**THE EXERCISE**
Return the records that follow, matching each one exactly.

**MATERIAL TO PROCESS**

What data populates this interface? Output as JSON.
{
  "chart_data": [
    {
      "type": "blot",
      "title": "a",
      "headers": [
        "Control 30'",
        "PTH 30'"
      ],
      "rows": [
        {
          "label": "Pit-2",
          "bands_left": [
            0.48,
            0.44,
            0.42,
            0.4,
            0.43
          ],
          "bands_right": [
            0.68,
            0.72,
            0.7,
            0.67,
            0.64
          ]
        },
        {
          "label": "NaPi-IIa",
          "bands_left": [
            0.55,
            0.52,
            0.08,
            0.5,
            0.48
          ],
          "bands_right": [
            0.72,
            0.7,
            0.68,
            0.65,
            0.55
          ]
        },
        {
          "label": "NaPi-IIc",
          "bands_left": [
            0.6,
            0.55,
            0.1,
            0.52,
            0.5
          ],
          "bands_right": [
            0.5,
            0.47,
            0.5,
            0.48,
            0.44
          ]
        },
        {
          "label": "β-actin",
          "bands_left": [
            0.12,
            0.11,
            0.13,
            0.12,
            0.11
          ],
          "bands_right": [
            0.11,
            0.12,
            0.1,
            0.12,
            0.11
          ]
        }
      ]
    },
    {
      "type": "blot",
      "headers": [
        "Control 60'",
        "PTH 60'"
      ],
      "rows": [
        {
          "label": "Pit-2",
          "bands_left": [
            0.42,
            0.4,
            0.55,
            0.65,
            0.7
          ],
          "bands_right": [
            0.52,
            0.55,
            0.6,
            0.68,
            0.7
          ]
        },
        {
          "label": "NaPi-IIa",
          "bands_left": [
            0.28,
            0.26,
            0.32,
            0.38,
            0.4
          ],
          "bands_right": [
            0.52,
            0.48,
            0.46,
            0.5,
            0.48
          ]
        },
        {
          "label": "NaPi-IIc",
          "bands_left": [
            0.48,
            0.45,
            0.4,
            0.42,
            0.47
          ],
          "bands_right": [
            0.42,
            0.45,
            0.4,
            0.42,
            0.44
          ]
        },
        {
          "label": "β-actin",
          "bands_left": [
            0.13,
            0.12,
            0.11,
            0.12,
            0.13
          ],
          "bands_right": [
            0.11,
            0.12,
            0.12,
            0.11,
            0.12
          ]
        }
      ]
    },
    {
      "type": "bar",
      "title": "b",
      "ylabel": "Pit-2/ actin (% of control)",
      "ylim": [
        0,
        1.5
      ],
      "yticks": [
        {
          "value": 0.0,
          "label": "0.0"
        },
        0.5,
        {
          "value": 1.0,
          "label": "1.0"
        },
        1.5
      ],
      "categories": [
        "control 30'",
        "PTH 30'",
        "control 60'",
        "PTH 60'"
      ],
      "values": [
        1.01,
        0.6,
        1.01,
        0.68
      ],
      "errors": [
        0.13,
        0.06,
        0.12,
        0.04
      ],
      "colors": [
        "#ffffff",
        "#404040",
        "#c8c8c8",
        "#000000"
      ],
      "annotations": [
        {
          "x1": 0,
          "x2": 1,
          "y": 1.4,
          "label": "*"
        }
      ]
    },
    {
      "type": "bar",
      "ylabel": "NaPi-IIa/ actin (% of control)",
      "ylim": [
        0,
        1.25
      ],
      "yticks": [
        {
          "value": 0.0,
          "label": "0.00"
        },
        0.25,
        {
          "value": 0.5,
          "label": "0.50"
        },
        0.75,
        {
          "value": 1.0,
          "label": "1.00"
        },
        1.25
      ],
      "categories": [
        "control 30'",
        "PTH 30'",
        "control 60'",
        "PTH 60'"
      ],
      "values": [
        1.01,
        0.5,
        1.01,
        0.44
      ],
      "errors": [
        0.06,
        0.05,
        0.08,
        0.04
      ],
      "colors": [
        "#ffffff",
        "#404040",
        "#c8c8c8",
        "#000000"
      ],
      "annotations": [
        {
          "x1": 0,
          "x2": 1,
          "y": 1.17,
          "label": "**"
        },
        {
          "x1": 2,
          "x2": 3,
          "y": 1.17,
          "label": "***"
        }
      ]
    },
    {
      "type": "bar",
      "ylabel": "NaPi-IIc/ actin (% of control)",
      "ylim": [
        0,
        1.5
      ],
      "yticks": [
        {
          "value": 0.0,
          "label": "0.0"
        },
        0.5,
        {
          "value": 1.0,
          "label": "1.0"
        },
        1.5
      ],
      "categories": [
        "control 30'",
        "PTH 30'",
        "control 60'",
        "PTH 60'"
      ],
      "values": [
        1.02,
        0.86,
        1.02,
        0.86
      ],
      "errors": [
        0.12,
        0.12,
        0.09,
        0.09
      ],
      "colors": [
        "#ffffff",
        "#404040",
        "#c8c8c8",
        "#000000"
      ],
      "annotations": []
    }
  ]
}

**THE COMPLETED TASK**
What data populates this interface? Output as JSON.
{
  "chart_data": [
    {
      "type": "blot",
      "title": "a",
      "headers": [
        "Control 30'",
        "PTH 30'"
      ],
      "rows": [
        {
          "label": "Pit-2",
          "bands_left": [
            0.48,
            0.44,
            0.42,
            0.4,
            0.43
          ],
          "bands_right": [
            0.68,
            0.72,
            0.7,
            0.67,
            0.64
          ]
        },
        {
          "label": "NaPi-IIa",
          "bands_left": [
            0.55,
            0.52,
            0.08,
            0.5,
            0.48
          ],
          "bands_right": [
            0.72,
            0.7,
            0.68,
            0.65,
            0.55
          ]
        },
        {
          "label": "NaPi-IIc",
          "bands_left": [
            0.6,
            0.55,
            0.1,
            0.52,
            0.5
          ],
          "bands_right": [
            0.5,
            0.47,
            0.5,
            0.48,
            0.44
          ]
        },
        {
          "label": "β-actin",
          "bands_left": [
            0.12,
            0.11,
            0.13,
            0.12,
            0.11
          ],
          "bands_right": [
            0.11,
            0.12,
            0.1,
            0.12,
            0.11
          ]
        }
      ]
    },
    {
      "type": "blot",
      "headers": [
        "Control 60'",
        "PTH 60'"
      ],
      "rows": [
        {
          "label": "Pit-2",
          "bands_left": [
            0.42,
            0.4,
            0.55,
            0.65,
            0.7
          ],
          "bands_right": [
            0.52,
            0.55,
            0.6,
            0.68,
            0.7
          ]
        },
        {
          "label": "NaPi-IIa",
          "bands_left": [
            0.28,
            0.26,
            0.32,
            0.38,
            0.4
          ],
          "bands_right": [
            0.52,
            0.48,
            0.46,
            0.5,
            0.48
          ]
        },
        {
          "label": "NaPi-IIc",
          "bands_left": [
            0.48,
            0.45,
            0.4,
            0.42,
            0.47
          ],
          "bands_right": [
            0.42,
            0.45,
            0.4,
            0.42,
            0.44
          ]
        },
        {
          "label": "β-actin",
          "bands_left": [
            0.13,
            0.12,
            0.11,
            0.12,
            0.13
          ],
          "bands_right": [
            0.11,
            0.12,
            0.12,
            0.11,
            0.12
          ]
        }
      ]
    },
    {
      "type": "bar",
      "title": "b",
      "ylabel": "Pit-2/ actin (% of control)",
      "ylim": [
        0,
        1.5
      ],
      "yticks": [
        {
          "value": 0.0,
          "label": "0.0"
        },
        0.5,
        {
          "value": 1.0,
          "label": "1.0"
        },
        1.5
      ],
      "categories": [
        "control 30'",
        "PTH 30'",
        "control 60'",
        "PTH 60'"
      ],
      "values": [
        1.01,
        0.6,
        1.01,
        0.68
      ],
      "errors": [
        0.13,
        0.06,
        0.12,
        0.04
      ],
      "colors": [
        "#ffffff",
        "#404040",
        "#c8c8c8",
        "#000000"
      ],
      "annotations": [
        {
          "x1": 0,
          "x2": 1,
          "y": 1.4,
          "label": "*"
        }
      ]
    },
    {
      "type": "bar",
      "ylabel": "NaPi-IIa/ actin (% of control)",
      "ylim": [
        0,
        1.25
      ],
      "yticks": [
        {
          "value": 0.0,
          "label": "0.00"
        },
        0.25,
        {
          "value": 0.5,
          "label": "0.50"
        },
        0.75,
        {
          "value": 1.0,
          "label": "1.00"
        },
        1.25
      ],
      "categories": [
        "control 30'",
        "PTH 30'",
        "control 60'",
        "PTH 60'"
      ],
      "values": [
        1.01,
        0.5,
        1.01,
        0.44
      ],
      "errors": [
        0.06,
        0.05,
        0.08,
        0.04
      ],
      "colors": [
        "#ffffff",
        "#404040",
        "#c8c8c8",
        "#000000"
      ],
      "annotations": [
        {
          "x1": 0,
          "x2": 1,
          "y": 1.17,
          "label": "**"
        },
        {
          "x1": 2,
          "x2": 3,
          "y": 1.17,
          "label": "***"
        }
      ]
    },
    {
      "type": "bar",
      "ylabel": "NaPi-IIc/ actin (% of control)",
      "ylim": [
        0,
        1.5
      ],
      "yticks": [
        {
          "value": 0.0,
          "label": "0.0"
        },
        0.5,
        {
          "value": 1.0,
          "label": "1.0"
        },
        1.5
      ],
      "categories": [
        "control 30'",
        "PTH 30'",
        "control 60'",
        "PTH 60'"
      ],
      "values": [
        1.02,
        0.86,
        1.02,
        0.86
      ],
      "errors": [
        0.12,
        0.12,
        0.09,
        0.09
      ],
      "colors": [
        "#ffffff",
        "#404040",
        "#c8c8c8",
        "#000000"
      ],
      "annotations": []
    }
  ]
}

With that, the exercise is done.